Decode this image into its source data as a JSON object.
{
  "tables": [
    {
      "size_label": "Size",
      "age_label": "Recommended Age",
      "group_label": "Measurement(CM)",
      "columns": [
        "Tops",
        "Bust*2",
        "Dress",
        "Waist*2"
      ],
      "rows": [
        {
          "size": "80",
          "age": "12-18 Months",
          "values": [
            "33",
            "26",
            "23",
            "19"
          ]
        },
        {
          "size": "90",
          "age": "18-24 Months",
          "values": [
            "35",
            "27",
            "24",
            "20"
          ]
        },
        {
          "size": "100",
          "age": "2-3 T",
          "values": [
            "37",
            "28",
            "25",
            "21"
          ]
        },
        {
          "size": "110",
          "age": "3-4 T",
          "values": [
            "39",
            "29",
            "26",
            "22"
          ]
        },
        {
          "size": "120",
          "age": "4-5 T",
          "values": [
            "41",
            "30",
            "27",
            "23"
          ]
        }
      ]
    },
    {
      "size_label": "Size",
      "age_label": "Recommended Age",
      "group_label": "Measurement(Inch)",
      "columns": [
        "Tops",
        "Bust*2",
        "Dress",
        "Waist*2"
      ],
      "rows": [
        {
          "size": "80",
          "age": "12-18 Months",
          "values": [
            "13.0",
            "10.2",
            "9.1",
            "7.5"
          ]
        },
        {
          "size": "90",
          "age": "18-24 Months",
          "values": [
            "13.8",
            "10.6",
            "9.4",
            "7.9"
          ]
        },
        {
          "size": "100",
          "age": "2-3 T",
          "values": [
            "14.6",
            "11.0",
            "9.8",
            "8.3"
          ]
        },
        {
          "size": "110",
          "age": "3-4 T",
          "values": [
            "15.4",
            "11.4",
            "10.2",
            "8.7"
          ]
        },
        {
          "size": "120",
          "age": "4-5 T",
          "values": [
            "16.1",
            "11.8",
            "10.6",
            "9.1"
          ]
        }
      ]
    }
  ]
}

▶ [SET PROBLEM] Quote the entire listing above exactly.

▶ [EXERCISE RESPONSE]
Decode this image into its source data as a JSON object.
{
  "tables": [
    {
      "size_label": "Size",
      "age_label": "Recommended Age",
      "group_label": "Measurement(CM)",
      "columns": [
        "Tops",
        "Bust*2",
        "Dress",
        "Waist*2"
      ],
      "rows": [
        {
          "size": "80",
          "age": "12-18 Months",
          "values": [
            "33",
            "26",
            "23",
            "19"
          ]
        },
        {
          "size": "90",
          "age": "18-24 Months",
          "values": [
            "35",
            "27",
            "24",
            "20"
          ]
        },
        {
          "size": "100",
          "age": "2-3 T",
          "values": [
            "37",
            "28",
            "25",
            "21"
          ]
        },
        {
          "size": "110",
          "age": "3-4 T",
          "values": [
            "39",
            "29",
            "26",
            "22"
          ]
        },
        {
          "size": "120",
          "age": "4-5 T",
          "values": [
            "41",
            "30",
            "27",
            "23"
          ]
        }
      ]
    },
    {
      "size_label": "Size",
      "age_label": "Recommended Age",
      "group_label": "Measurement(Inch)",
      "columns": [
        "Tops",
        "Bust*2",
        "Dress",
        "Waist*2"
      ],
      "rows": [
        {
          "size": "80",
          "age": "12-18 Months",
          "values": [
            "13.0",
            "10.2",
            "9.1",
            "7.5"
          ]
        },
        {
          "size": "90",
          "age": "18-24 Months",
          "values": [
            "13.8",
            "10.6",
            "9.4",
            "7.9"
          ]
        },
        {
          "size": "100",
          "age": "2-3 T",
          "values": [
            "14.6",
            "11.0",
            "9.8",
            "8.3"
          ]
        },
        {
          "size": "110",
          "age": "3-4 T",
          "values": [
            "15.4",
            "11.4",
            "10.2",
            "8.7"
          ]
        },
        {
          "size": "120",
          "age": "4-5 T",
          "values": [
            "16.1",
            "11.8",
            "10.6",
            "9.1"
          ]
        }
      ]
    }
  ]
}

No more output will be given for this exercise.